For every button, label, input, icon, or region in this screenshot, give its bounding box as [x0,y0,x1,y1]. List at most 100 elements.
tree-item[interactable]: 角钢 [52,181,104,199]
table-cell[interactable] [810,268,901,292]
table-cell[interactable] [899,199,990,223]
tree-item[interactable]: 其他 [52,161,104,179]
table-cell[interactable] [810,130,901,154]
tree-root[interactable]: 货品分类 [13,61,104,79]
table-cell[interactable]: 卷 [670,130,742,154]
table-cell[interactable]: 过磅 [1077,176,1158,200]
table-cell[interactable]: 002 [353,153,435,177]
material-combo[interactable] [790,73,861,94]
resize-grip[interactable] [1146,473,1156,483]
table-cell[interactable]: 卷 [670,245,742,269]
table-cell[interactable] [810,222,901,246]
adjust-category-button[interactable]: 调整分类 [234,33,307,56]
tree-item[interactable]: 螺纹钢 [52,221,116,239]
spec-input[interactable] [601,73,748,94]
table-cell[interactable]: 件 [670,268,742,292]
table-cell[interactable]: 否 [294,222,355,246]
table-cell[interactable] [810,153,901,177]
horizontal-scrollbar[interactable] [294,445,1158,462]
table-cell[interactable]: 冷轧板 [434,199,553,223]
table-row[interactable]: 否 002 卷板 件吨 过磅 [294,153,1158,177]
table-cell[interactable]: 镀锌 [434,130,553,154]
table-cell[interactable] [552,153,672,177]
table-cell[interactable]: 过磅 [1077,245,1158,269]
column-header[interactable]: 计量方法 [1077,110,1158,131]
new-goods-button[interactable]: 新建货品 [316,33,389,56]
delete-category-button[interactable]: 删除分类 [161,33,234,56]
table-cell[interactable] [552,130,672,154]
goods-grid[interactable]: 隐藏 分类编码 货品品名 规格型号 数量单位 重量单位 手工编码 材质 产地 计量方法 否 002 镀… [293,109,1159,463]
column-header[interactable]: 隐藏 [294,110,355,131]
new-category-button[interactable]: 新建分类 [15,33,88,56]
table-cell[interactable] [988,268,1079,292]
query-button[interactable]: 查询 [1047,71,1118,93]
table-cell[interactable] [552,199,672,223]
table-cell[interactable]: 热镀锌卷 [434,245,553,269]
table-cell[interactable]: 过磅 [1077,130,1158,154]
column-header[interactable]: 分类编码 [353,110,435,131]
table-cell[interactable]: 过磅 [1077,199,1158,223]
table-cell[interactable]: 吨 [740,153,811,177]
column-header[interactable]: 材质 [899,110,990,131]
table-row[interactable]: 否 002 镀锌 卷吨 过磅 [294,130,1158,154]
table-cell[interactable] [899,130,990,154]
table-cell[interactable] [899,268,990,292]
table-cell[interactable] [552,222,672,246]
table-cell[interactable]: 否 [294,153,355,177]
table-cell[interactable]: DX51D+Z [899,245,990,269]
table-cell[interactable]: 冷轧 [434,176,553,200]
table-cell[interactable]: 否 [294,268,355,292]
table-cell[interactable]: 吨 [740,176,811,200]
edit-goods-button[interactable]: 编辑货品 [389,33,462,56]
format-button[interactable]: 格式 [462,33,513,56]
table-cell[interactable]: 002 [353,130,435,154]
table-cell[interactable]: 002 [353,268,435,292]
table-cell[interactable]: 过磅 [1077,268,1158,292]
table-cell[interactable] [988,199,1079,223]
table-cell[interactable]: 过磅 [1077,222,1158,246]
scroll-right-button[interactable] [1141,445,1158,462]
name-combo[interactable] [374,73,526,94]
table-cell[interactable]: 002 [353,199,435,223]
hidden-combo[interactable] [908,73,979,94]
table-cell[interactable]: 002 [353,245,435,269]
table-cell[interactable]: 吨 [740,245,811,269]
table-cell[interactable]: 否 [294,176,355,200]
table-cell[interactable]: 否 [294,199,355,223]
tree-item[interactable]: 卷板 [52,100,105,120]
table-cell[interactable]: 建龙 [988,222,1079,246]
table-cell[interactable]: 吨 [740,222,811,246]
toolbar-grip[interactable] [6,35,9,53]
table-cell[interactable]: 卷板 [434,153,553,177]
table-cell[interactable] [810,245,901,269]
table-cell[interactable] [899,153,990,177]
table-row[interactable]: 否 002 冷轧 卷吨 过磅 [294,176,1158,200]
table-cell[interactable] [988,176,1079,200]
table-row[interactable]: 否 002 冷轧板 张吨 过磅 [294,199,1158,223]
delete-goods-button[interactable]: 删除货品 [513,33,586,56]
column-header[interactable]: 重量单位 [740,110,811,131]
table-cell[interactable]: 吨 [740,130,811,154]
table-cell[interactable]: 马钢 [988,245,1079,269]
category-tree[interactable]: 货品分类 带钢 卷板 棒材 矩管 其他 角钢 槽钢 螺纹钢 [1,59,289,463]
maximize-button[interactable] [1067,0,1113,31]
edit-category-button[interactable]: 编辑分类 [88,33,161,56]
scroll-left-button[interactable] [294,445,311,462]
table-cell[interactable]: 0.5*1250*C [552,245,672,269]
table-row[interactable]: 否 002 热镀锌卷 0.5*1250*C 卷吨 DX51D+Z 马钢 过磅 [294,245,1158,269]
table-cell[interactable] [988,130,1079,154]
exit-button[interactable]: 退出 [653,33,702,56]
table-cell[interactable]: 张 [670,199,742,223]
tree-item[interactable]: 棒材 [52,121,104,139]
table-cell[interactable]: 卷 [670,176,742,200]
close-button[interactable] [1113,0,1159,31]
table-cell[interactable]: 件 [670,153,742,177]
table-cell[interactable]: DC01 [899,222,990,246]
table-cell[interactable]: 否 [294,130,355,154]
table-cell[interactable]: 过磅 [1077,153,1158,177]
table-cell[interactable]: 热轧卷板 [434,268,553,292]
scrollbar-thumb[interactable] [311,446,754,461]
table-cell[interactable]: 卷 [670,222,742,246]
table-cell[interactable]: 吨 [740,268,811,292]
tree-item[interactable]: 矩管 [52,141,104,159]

■ ■ ■ ■ ■ ■ ■

Your task: Return every line of the records as a JSON array of strings, one string per line, with blank lines omitted.

Response:
[
  "For every button, label, input, icon, or region in this screenshot, give its bounding box as [x0,y0,x1,y1]. List at most 100 elements.",
  "tree-item[interactable]: 角钢 [52,181,104,199]",
  "table-cell[interactable] [810,268,901,292]",
  "table-cell[interactable] [899,199,990,223]",
  "tree-item[interactable]: 其他 [52,161,104,179]",
  "table-cell[interactable] [810,130,901,154]",
  "tree-root[interactable]: 货品分类 [13,61,104,79]",
  "table-cell[interactable]: 卷 [670,130,742,154]",
  "table-cell[interactable]: 过磅 [1077,176,1158,200]",
  "table-cell[interactable]: 002 [353,153,435,177]",
  "material-combo[interactable] [790,73,861,94]",
  "resize-grip[interactable] [1146,473,1156,483]",
  "table-cell[interactable]: 卷 [670,245,742,269]",
  "table-cell[interactable] [810,222,901,246]",
  "adjust-category-button[interactable]: 调整分类 [234,33,307,56]",
  "tree-item[interactable]: 螺纹钢 [52,221,116,239]",
  "spec-input[interactable] [601,73,748,94]",
  "table-cell[interactable]: 件 [670,268,742,292]",
  "table-cell[interactable]: 否 [294,222,355,246]",
  "table-cell[interactable] [810,153,901,177]",
  "horizontal-scrollbar[interactable] [294,445,1158,462]",
  "table-cell[interactable]: 冷轧板 [434,199,553,223]",
  "table-row[interactable]: 否 002 卷板 件吨 过磅 [294,153,1158,177]",
  "table-cell[interactable]: 镀锌 [434,130,553,154]",
  "table-cell[interactable] [552,153,672,177]",
  "table-cell[interactable]: 过磅 [1077,245,1158,269]",
  "column-header[interactable]: 计量方法 [1077,110,1158,131]",
  "new-goods-button[interactable]: 新建货品 [316,33,389,56]",
  "delete-category-button[interactable]: 删除分类 [161,33,234,56]",
  "table-cell[interactable] [552,130,672,154]",
  "goods-grid[interactable]: 隐藏 分类编码 货品品名 规格型号 数量单位 重量单位 手工编码 材质 产地 计量方法 否 002 镀… [293,109,1159,463]",
  "column-header[interactable]: 隐藏 [294,110,355,131]",
  "new-category-button[interactable]: 新建分类 [15,33,88,56]",
  "table-cell[interactable] [988,268,1079,292]",
  "query-button[interactable]: 查询 [1047,71,1118,93]",
  "table-cell[interactable] [552,199,672,223]",
  "table-cell[interactable]: 热镀锌卷 [434,245,553,269]",
  "table-cell[interactable]: 过磅 [1077,130,1158,154]",
  "column-header[interactable]: 分类编码 [353,110,435,131]",
  "table-cell[interactable]: 过磅 [1077,199,1158,223]",
  "table-cell[interactable]: 吨 [740,153,811,177]",
  "column-header[interactable]: 材质 [899,110,990,131]",
  "table-row[interactable]: 否 002 镀锌 卷吨 过磅 [294,130,1158,154]",
  "table-cell[interactable] [899,130,990,154]",
  "table-cell[interactable] [899,268,990,292]",
  "table-cell[interactable] [552,222,672,246]",
  "table-cell[interactable]: 否 [294,153,355,177]",
  "table-cell[interactable]: DX51D+Z [899,245,990,269]",
  "table-cell[interactable]: 冷轧 [434,176,553,200]",
  "table-cell[interactable]: 否 [294,268,355,292]",
  "table-cell[interactable]: 吨 [740,176,811,200]",
  "edit-goods-button[interactable]: 编辑货品 [389,33,462,56]",
  "format-button[interactable]: 格式 [462,33,513,56]",
  "table-cell[interactable]: 002 [353,130,435,154]",
  "table-cell[interactable]: 002 [353,268,435,292]",
  "table-cell[interactable]: 过磅 [1077,268,1158,292]",
  "table-cell[interactable] [988,199,1079,223]",
  "table-cell[interactable]: 过磅 [1077,222,1158,246]",
  "scroll-right-button[interactable] [1141,445,1158,462]",
  "name-combo[interactable] [374,73,526,94]",
  "table-cell[interactable]: 002 [353,199,435,223]",
  "hidden-combo[interactable] [908,73,979,94]",
  "table-cell[interactable]: 002 [353,245,435,269]",
  "table-cell[interactable]: 吨 [740,245,811,269]",
  "table-cell[interactable]: 否 [294,176,355,200]",
  "table-cell[interactable]: 否 [294,199,355,223]",
  "tree-item[interactable]: 卷板 [52,100,105,120]",
  "table-cell[interactable]: 建龙 [988,222,1079,246]",
  "table-cell[interactable]: 吨 [740,222,811,246]",
  "toolbar-grip[interactable] [6,35,9,53]",
  "table-cell[interactable]: 卷板 [434,153,553,177]",
  "table-cell[interactable] [810,245,901,269]",
  "table-cell[interactable] [899,153,990,177]",
  "table-row[interactable]: 否 002 冷轧 卷吨 过磅 [294,176,1158,200]",
  "table-cell[interactable] [988,176,1079,200]",
  "table-row[interactable]: 否 002 冷轧板 张吨 过磅 [294,199,1158,223]",
  "delete-goods-button[interactable]: 删除货品 [513,33,586,56]",
  "column-header[interactable]: 重量单位 [740,110,811,131]",
  "table-cell[interactable]: 吨 [740,130,811,154]",
  "table-cell[interactable]: 马钢 [988,245,1079,269]",
  "category-tree[interactable]: 货品分类 带钢 卷板 棒材 矩管 其他 角钢 槽钢 螺纹钢 [1,59,289,463]",
  "maximize-button[interactable] [1067,0,1113,31]",
  "edit-category-button[interactable]: 编辑分类 [88,33,161,56]",
  "scroll-left-button[interactable] [294,445,311,462]",
  "table-cell[interactable]: 0.5*1250*C [552,245,672,269]",
  "table-row[interactable]: 否 002 热镀锌卷 0.5*1250*C 卷吨 DX51D+Z 马钢 过磅 [294,245,1158,269]",
  "table-cell[interactable] [988,130,1079,154]",
  "exit-button[interactable]: 退出 [653,33,702,56]",
  "table-cell[interactable]: 张 [670,199,742,223]",
  "tree-item[interactable]: 棒材 [52,121,104,139]",
  "table-cell[interactable]: 卷 [670,176,742,200]",
  "close-button[interactable] [1113,0,1159,31]",
  "table-cell[interactable]: 件 [670,153,742,177]",
  "table-cell[interactable]: DC01 [899,222,990,246]",
  "table-cell[interactable]: 否 [294,130,355,154]",
  "table-cell[interactable]: 过磅 [1077,153,1158,177]",
  "table-cell[interactable]: 热轧卷板 [434,268,553,292]",
  "scrollbar-thumb[interactable] [311,446,754,461]",
  "table-cell[interactable]: 卷 [670,222,742,246]",
  "table-cell[interactable]: 吨 [740,268,811,292]",
  "tree-item[interactable]: 矩管 [52,141,104,159]"
]